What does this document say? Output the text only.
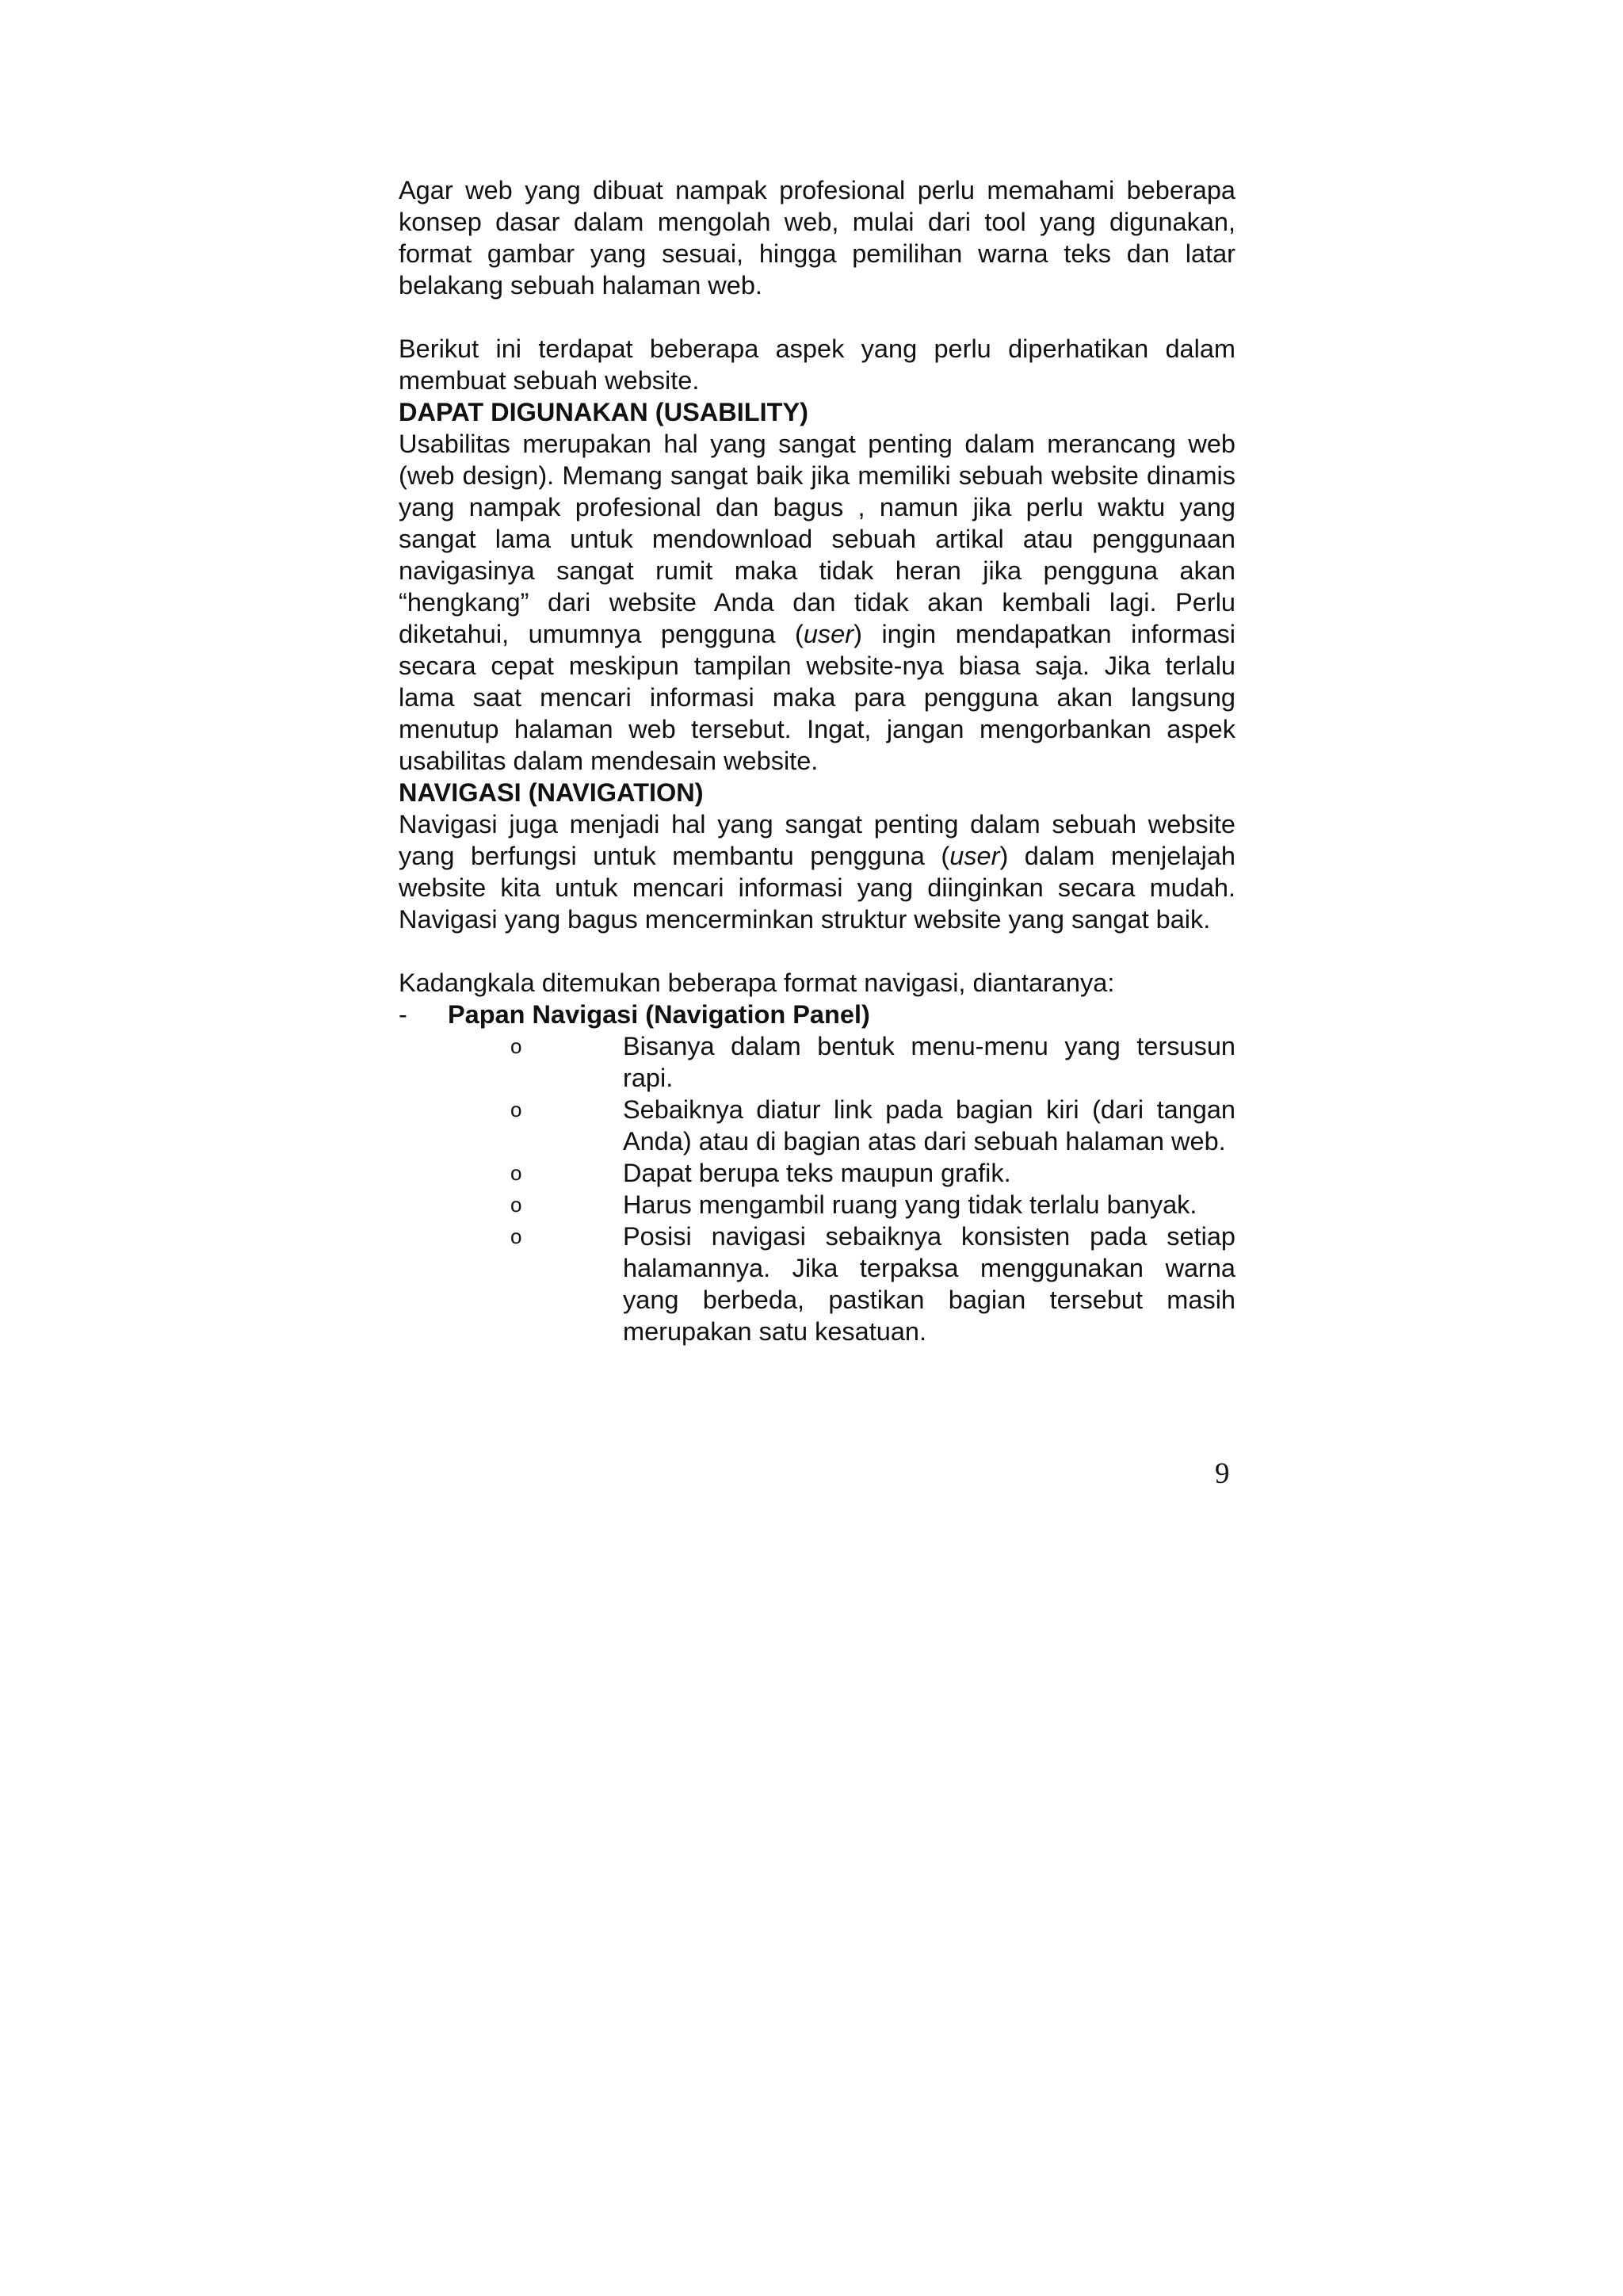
Agar web yang dibuat nampak profesional perlu memahami beberapa konsep dasar dalam mengolah web, mulai dari tool yang digunakan, format gambar yang sesuai, hingga pemilihan warna teks dan latar belakang sebuah halaman web.

Berikut ini terdapat beberapa aspek yang perlu diperhatikan dalam membuat sebuah website.

DAPAT DIGUNAKAN (USABILITY)

Usabilitas merupakan hal yang sangat penting dalam merancang web (web design). Memang sangat baik jika memiliki sebuah website dinamis yang nampak profesional dan bagus , namun jika perlu waktu yang sangat lama untuk mendownload sebuah artikal atau penggunaan navigasinya sangat rumit maka tidak heran jika pengguna akan “hengkang” dari website Anda dan tidak akan kembali lagi. Perlu diketahui, umumnya pengguna (user) ingin mendapatkan informasi secara cepat meskipun tampilan website-nya biasa saja. Jika terlalu lama saat mencari informasi maka para pengguna akan langsung menutup halaman web tersebut. Ingat, jangan mengorbankan aspek usabilitas dalam mendesain website.

NAVIGASI (NAVIGATION)

Navigasi juga menjadi hal yang sangat penting dalam sebuah website yang berfungsi untuk membantu pengguna (user) dalam menjelajah website kita untuk mencari informasi yang diinginkan secara mudah. Navigasi yang bagus mencerminkan struktur website yang sangat baik.

Kadangkala ditemukan beberapa format navigasi, diantaranya:

-	Papan Navigasi (Navigation Panel)
o	Bisanya dalam bentuk menu-menu yang tersusun rapi.
o	Sebaiknya diatur link pada bagian kiri (dari tangan Anda) atau di bagian atas dari sebuah halaman web.
o	Dapat berupa teks maupun grafik.
o	Harus mengambil ruang yang tidak terlalu banyak.
o	Posisi navigasi sebaiknya konsisten pada setiap halamannya. Jika terpaksa menggunakan warna yang berbeda, pastikan bagian tersebut masih merupakan satu kesatuan.
9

**Directions for this task**
Search the data for "teks" and list every line in which it occurs.

**Task response**
Agar web yang dibuat nampak profesional perlu memahami beberapa konsep dasar dalam mengolah web, mulai dari tool yang digunakan, format gambar yang sesuai, hingga pemilihan warna teks dan latar belakang sebuah halaman web.
o	Dapat berupa teks maupun grafik.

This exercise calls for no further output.